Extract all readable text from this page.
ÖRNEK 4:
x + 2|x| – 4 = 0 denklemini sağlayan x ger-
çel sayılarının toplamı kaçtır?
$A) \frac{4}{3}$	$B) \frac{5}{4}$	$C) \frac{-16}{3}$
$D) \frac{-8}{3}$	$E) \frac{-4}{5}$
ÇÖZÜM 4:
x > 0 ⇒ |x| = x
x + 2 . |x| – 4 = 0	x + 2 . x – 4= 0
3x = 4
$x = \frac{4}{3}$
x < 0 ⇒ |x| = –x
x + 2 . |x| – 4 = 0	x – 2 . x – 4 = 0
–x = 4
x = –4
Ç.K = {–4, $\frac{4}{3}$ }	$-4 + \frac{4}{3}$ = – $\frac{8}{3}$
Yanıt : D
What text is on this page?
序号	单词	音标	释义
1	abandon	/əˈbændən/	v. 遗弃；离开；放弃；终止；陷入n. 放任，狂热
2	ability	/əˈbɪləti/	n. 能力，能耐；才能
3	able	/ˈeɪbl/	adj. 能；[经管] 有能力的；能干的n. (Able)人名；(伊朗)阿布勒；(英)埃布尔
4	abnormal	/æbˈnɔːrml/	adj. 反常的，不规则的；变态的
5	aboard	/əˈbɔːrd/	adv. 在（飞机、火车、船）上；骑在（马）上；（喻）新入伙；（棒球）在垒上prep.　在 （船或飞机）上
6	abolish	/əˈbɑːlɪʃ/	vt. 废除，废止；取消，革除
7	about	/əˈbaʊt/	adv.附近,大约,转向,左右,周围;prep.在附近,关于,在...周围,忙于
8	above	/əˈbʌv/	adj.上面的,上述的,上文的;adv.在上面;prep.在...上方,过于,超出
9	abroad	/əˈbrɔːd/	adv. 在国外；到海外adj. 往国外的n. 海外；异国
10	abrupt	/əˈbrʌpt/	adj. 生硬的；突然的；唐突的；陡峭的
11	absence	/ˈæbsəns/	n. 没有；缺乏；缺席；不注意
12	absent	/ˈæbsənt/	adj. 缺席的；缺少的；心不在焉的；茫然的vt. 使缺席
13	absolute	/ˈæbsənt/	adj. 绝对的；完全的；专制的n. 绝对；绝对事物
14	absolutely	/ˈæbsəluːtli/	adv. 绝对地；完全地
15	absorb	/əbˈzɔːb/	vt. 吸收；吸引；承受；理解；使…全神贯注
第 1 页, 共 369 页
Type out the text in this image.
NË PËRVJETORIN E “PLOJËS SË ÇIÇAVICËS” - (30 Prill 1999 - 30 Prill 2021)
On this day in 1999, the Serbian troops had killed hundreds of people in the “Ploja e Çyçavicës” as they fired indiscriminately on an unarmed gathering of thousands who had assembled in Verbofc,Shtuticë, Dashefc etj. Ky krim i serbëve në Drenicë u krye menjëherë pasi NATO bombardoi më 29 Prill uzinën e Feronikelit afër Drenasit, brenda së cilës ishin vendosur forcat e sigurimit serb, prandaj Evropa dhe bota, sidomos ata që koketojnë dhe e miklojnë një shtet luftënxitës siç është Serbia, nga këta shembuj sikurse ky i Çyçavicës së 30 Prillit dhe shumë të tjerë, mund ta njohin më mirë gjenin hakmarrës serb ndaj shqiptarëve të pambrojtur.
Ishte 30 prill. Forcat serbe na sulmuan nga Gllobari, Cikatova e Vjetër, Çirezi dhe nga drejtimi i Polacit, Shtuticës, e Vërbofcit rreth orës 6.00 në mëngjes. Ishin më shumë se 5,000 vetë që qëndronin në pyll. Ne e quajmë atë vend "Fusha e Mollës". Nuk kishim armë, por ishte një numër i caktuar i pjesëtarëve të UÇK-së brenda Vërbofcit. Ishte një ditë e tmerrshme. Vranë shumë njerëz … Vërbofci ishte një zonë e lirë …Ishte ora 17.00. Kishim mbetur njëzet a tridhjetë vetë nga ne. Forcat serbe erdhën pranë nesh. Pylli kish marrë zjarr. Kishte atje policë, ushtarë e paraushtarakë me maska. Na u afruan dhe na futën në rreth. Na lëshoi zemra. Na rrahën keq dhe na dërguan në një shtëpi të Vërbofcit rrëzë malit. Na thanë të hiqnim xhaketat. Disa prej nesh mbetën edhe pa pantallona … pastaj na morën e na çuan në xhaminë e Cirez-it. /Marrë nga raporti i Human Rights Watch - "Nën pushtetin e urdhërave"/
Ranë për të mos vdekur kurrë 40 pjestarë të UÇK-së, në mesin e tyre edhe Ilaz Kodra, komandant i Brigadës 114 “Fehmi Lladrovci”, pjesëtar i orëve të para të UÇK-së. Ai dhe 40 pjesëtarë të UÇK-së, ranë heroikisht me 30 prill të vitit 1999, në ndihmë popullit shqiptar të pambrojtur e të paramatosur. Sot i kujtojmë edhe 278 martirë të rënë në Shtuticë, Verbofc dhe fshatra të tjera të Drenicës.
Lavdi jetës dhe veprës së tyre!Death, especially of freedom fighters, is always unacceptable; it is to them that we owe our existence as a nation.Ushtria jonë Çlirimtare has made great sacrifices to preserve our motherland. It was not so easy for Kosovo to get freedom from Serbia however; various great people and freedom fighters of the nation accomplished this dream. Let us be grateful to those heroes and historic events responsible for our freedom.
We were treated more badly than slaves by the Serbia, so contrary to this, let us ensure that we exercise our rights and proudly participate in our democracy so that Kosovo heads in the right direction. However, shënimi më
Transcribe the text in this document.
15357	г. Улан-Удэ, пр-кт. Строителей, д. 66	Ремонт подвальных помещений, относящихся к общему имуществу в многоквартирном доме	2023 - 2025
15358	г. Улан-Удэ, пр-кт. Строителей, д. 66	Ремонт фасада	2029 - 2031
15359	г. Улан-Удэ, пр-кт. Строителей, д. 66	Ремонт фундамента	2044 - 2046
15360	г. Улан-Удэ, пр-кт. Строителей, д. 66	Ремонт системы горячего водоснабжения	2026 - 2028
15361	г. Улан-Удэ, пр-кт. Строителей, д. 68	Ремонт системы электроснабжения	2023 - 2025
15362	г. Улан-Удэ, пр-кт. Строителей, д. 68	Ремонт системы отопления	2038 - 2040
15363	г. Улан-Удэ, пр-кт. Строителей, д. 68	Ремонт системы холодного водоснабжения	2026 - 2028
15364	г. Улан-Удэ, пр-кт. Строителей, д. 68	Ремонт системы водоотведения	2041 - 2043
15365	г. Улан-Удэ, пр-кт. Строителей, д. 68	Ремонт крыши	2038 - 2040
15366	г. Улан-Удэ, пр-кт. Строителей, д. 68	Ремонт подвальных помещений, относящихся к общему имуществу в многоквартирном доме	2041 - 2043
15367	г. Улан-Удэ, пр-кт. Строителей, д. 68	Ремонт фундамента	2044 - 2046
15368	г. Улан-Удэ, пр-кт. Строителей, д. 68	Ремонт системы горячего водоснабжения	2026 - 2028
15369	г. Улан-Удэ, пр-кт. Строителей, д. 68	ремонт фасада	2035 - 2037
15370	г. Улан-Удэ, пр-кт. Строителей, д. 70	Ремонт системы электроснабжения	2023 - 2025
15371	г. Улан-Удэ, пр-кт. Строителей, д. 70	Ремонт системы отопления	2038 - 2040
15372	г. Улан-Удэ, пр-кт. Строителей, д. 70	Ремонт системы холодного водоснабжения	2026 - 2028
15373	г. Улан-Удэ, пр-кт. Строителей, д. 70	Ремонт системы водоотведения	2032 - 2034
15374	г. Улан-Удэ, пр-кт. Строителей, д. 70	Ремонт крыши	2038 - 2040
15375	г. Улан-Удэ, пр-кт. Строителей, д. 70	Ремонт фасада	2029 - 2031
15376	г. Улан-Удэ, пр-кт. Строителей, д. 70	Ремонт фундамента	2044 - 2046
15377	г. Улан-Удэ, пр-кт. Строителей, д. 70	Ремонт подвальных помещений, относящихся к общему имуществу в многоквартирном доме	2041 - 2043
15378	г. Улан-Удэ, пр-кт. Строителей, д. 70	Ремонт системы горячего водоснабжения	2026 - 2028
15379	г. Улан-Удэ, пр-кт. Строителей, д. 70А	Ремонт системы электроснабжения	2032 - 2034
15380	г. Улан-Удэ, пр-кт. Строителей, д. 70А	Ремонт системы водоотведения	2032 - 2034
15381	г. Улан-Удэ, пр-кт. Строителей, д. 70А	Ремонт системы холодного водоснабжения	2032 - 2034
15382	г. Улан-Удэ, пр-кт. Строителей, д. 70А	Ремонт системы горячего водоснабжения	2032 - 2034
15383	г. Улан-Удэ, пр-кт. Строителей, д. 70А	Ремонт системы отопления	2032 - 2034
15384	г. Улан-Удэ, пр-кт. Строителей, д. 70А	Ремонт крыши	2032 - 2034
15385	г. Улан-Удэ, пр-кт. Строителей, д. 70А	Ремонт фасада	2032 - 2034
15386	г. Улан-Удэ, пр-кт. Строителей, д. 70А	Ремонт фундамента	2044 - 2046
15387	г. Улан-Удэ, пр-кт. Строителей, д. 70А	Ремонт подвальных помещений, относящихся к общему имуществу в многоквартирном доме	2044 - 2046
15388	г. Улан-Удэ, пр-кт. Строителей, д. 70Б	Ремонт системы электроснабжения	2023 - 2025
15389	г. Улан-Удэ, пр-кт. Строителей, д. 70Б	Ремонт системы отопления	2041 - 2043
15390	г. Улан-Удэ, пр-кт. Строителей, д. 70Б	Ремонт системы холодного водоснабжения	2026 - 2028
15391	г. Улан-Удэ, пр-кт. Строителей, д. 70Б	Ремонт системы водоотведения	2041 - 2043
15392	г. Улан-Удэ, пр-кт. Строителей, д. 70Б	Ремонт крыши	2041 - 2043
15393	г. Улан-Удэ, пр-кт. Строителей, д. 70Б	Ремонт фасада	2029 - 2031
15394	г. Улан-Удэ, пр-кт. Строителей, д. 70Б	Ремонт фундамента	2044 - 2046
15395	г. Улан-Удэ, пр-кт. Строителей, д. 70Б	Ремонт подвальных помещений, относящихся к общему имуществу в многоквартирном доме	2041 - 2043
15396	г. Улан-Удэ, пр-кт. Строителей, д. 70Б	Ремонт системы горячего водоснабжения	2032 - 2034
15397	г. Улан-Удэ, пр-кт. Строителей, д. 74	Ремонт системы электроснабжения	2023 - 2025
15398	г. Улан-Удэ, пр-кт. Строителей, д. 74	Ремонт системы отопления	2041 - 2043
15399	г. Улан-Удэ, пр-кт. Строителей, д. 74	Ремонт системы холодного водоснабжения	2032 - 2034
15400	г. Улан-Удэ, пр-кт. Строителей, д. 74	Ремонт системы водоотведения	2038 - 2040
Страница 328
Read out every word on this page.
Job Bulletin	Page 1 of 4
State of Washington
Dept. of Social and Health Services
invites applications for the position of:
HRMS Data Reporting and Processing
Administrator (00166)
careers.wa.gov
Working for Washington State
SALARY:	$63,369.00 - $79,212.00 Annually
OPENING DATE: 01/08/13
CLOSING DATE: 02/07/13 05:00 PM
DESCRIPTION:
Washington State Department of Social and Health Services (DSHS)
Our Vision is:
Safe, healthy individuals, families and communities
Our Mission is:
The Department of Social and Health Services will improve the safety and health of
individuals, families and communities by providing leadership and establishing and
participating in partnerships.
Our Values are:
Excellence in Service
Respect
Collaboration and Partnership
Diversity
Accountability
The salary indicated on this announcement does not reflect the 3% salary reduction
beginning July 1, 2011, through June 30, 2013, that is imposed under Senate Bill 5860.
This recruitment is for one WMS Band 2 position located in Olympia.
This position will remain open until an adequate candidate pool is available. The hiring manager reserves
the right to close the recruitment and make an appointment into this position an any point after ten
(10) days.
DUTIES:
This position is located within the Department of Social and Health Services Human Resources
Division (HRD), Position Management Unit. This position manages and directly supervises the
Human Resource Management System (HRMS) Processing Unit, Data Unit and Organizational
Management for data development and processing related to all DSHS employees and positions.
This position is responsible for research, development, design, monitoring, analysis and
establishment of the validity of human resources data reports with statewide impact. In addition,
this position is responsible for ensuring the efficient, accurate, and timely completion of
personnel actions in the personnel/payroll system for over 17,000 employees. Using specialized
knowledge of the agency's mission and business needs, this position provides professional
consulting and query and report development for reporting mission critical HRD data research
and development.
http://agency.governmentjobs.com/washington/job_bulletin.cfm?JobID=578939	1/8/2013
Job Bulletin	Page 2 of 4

Problem requirements:
Copy every line in the entries above that has the string "communities" in it.

Result of the exercise:
Safe, healthy individuals, families and communities
individuals, families and communities by providing leadership and establishing and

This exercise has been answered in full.